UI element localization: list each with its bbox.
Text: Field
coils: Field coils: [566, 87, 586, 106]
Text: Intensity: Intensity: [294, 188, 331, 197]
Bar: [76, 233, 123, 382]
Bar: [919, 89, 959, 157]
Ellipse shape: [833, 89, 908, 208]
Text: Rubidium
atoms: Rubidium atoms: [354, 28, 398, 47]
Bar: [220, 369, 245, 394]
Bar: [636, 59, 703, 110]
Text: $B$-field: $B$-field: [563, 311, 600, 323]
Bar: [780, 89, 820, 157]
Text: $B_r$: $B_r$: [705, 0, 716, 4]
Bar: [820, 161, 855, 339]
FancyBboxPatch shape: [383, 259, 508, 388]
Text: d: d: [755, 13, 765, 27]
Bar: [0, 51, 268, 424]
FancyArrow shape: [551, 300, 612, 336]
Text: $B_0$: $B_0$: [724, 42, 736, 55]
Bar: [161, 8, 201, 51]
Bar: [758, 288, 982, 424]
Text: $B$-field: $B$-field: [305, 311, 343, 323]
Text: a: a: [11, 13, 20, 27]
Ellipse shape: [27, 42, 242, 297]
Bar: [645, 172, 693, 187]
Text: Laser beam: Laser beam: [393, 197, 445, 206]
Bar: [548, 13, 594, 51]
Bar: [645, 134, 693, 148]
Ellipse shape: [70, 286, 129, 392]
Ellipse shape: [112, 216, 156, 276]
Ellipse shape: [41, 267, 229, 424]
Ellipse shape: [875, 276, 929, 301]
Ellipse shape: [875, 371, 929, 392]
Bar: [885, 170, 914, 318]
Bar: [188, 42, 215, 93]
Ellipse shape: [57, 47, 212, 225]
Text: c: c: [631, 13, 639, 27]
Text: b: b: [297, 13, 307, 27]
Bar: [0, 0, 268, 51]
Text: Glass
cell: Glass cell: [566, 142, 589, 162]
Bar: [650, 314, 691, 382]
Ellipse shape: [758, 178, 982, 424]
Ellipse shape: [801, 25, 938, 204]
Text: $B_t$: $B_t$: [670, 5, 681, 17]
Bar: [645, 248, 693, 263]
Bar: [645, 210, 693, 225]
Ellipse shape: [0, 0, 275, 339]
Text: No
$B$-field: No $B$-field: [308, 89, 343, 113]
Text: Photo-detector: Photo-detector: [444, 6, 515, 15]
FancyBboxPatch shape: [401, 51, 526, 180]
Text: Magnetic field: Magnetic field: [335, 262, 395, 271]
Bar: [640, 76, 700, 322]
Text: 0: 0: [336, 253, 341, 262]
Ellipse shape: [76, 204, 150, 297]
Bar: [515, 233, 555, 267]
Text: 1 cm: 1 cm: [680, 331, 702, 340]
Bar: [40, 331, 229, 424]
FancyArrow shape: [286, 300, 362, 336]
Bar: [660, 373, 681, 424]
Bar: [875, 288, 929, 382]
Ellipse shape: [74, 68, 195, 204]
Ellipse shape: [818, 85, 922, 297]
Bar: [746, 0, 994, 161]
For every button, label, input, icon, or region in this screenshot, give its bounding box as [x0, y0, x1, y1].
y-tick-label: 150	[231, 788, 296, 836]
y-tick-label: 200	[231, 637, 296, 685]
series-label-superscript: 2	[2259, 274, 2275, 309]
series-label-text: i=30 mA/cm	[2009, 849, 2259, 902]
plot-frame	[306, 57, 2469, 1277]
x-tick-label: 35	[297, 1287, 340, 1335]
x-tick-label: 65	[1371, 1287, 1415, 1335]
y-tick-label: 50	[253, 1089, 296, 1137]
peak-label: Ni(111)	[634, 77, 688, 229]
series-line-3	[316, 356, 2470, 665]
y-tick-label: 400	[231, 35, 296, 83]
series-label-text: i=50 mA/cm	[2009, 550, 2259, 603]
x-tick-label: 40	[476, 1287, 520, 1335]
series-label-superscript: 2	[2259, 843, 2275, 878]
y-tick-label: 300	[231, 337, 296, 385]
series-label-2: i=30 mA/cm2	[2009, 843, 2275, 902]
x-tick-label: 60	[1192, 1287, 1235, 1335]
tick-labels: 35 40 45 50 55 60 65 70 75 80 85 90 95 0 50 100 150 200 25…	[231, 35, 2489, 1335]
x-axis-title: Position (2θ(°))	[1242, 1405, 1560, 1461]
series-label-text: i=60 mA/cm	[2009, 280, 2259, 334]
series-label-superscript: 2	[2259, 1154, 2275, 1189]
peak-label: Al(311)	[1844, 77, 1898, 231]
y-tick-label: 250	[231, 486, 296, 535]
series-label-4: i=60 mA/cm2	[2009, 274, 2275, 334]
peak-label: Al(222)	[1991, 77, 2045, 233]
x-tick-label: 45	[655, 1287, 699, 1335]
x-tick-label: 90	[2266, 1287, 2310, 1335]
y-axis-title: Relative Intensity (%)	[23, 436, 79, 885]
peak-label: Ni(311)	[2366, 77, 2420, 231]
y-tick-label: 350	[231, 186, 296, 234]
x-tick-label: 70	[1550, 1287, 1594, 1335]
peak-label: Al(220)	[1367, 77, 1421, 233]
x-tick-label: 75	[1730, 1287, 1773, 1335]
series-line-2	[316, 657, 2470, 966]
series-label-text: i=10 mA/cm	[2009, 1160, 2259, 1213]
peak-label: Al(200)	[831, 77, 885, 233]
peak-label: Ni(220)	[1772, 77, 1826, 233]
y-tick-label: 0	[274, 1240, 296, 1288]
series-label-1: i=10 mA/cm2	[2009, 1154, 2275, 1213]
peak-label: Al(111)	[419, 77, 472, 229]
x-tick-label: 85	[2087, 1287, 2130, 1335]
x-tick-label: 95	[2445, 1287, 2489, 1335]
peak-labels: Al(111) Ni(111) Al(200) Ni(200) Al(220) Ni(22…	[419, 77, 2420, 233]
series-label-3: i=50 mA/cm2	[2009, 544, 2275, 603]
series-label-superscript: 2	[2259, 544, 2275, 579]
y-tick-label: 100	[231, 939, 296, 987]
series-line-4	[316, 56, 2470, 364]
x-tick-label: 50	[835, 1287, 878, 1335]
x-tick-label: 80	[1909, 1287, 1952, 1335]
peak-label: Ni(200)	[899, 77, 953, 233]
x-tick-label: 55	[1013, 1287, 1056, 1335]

**Instruction**
Reproduce the items above, swapping every "Ellipse shape" for "Oval shape" and changing nothing else.

**Exercise solution**
UI element localization: list each with its bbox.
Text: Field
coils: Field coils: [566, 87, 586, 106]
Text: Intensity: Intensity: [294, 188, 331, 197]
Bar: [76, 233, 123, 382]
Bar: [919, 89, 959, 157]
Oval shape: [833, 89, 908, 208]
Text: Rubidium
atoms: Rubidium atoms: [354, 28, 398, 47]
Bar: [220, 369, 245, 394]
Bar: [636, 59, 703, 110]
Text: $B$-field: $B$-field: [563, 311, 600, 323]
Bar: [780, 89, 820, 157]
Text: $B_r$: $B_r$: [705, 0, 716, 4]
Bar: [820, 161, 855, 339]
FancyBboxPatch shape: [383, 259, 508, 388]
Text: d: d: [755, 13, 765, 27]
Bar: [0, 51, 268, 424]
FancyArrow shape: [551, 300, 612, 336]
Text: $B_0$: $B_0$: [724, 42, 736, 55]
Bar: [161, 8, 201, 51]
Bar: [758, 288, 982, 424]
Text: $B$-field: $B$-field: [305, 311, 343, 323]
Text: a: a: [11, 13, 20, 27]
Oval shape: [27, 42, 242, 297]
Bar: [645, 172, 693, 187]
Text: Laser beam: Laser beam: [393, 197, 445, 206]
Bar: [548, 13, 594, 51]
Bar: [645, 134, 693, 148]
Oval shape: [70, 286, 129, 392]
Oval shape: [112, 216, 156, 276]
Oval shape: [41, 267, 229, 424]
Oval shape: [875, 276, 929, 301]
Oval shape: [875, 371, 929, 392]
Bar: [885, 170, 914, 318]
Bar: [188, 42, 215, 93]
Oval shape: [57, 47, 212, 225]
Text: c: c: [631, 13, 639, 27]
Text: b: b: [297, 13, 307, 27]
Bar: [0, 0, 268, 51]
Text: Glass
cell: Glass cell: [566, 142, 589, 162]
Bar: [650, 314, 691, 382]
Oval shape: [758, 178, 982, 424]
Oval shape: [801, 25, 938, 204]
Text: $B_t$: $B_t$: [670, 5, 681, 17]
Bar: [645, 248, 693, 263]
Bar: [645, 210, 693, 225]
Oval shape: [0, 0, 275, 339]
Text: No
$B$-field: No $B$-field: [308, 89, 343, 113]
Text: Photo-detector: Photo-detector: [444, 6, 515, 15]
FancyBboxPatch shape: [401, 51, 526, 180]
Text: Magnetic field: Magnetic field: [335, 262, 395, 271]
Bar: [640, 76, 700, 322]
Text: 0: 0: [336, 253, 341, 262]
Oval shape: [76, 204, 150, 297]
Bar: [515, 233, 555, 267]
Text: 1 cm: 1 cm: [680, 331, 702, 340]
Bar: [40, 331, 229, 424]
FancyArrow shape: [286, 300, 362, 336]
Bar: [660, 373, 681, 424]
Bar: [875, 288, 929, 382]
Oval shape: [74, 68, 195, 204]
Oval shape: [818, 85, 922, 297]
Bar: [746, 0, 994, 161]
For every button, label, input, icon, or region in this screenshot, give its bounding box as [x0, y0, x1, y1].
y-tick-label: 150	[231, 788, 296, 836]
y-tick-label: 200	[231, 637, 296, 685]
series-label-superscript: 2	[2259, 274, 2275, 309]
series-label-text: i=30 mA/cm	[2009, 849, 2259, 902]
plot-frame	[306, 57, 2469, 1277]
x-tick-label: 35	[297, 1287, 340, 1335]
x-tick-label: 65	[1371, 1287, 1415, 1335]
y-tick-label: 50	[253, 1089, 296, 1137]
peak-label: Ni(111)	[634, 77, 688, 229]
series-line-3	[316, 356, 2470, 665]
y-tick-label: 400	[231, 35, 296, 83]
series-label-text: i=50 mA/cm	[2009, 550, 2259, 603]
x-tick-label: 40	[476, 1287, 520, 1335]
series-label-superscript: 2	[2259, 843, 2275, 878]
y-tick-label: 300	[231, 337, 296, 385]
series-label-2: i=30 mA/cm2	[2009, 843, 2275, 902]
x-tick-label: 60	[1192, 1287, 1235, 1335]
tick-labels: 35 40 45 50 55 60 65 70 75 80 85 90 95 0 50 100 150 200 25…	[231, 35, 2489, 1335]
x-axis-title: Position (2θ(°))	[1242, 1405, 1560, 1461]
series-label-text: i=60 mA/cm	[2009, 280, 2259, 334]
series-label-superscript: 2	[2259, 1154, 2275, 1189]
peak-label: Al(311)	[1844, 77, 1898, 231]
y-tick-label: 250	[231, 486, 296, 535]
series-label-4: i=60 mA/cm2	[2009, 274, 2275, 334]
peak-label: Al(222)	[1991, 77, 2045, 233]
x-tick-label: 45	[655, 1287, 699, 1335]
x-tick-label: 90	[2266, 1287, 2310, 1335]
y-axis-title: Relative Intensity (%)	[23, 436, 79, 885]
peak-label: Ni(311)	[2366, 77, 2420, 231]
y-tick-label: 350	[231, 186, 296, 234]
x-tick-label: 70	[1550, 1287, 1594, 1335]
peak-label: Al(220)	[1367, 77, 1421, 233]
x-tick-label: 75	[1730, 1287, 1773, 1335]
series-line-2	[316, 657, 2470, 966]
series-label-text: i=10 mA/cm	[2009, 1160, 2259, 1213]
peak-label: Al(200)	[831, 77, 885, 233]
peak-label: Ni(220)	[1772, 77, 1826, 233]
y-tick-label: 0	[274, 1240, 296, 1288]
series-label-1: i=10 mA/cm2	[2009, 1154, 2275, 1213]
peak-label: Al(111)	[419, 77, 472, 229]
x-tick-label: 85	[2087, 1287, 2130, 1335]
x-tick-label: 95	[2445, 1287, 2489, 1335]
peak-labels: Al(111) Ni(111) Al(200) Ni(200) Al(220) Ni(22…	[419, 77, 2420, 233]
series-label-3: i=50 mA/cm2	[2009, 544, 2275, 603]
series-label-superscript: 2	[2259, 544, 2275, 579]
y-tick-label: 100	[231, 939, 296, 987]
series-line-4	[316, 56, 2470, 364]
x-tick-label: 50	[835, 1287, 878, 1335]
x-tick-label: 80	[1909, 1287, 1952, 1335]
peak-label: Ni(200)	[899, 77, 953, 233]
x-tick-label: 55	[1013, 1287, 1056, 1335]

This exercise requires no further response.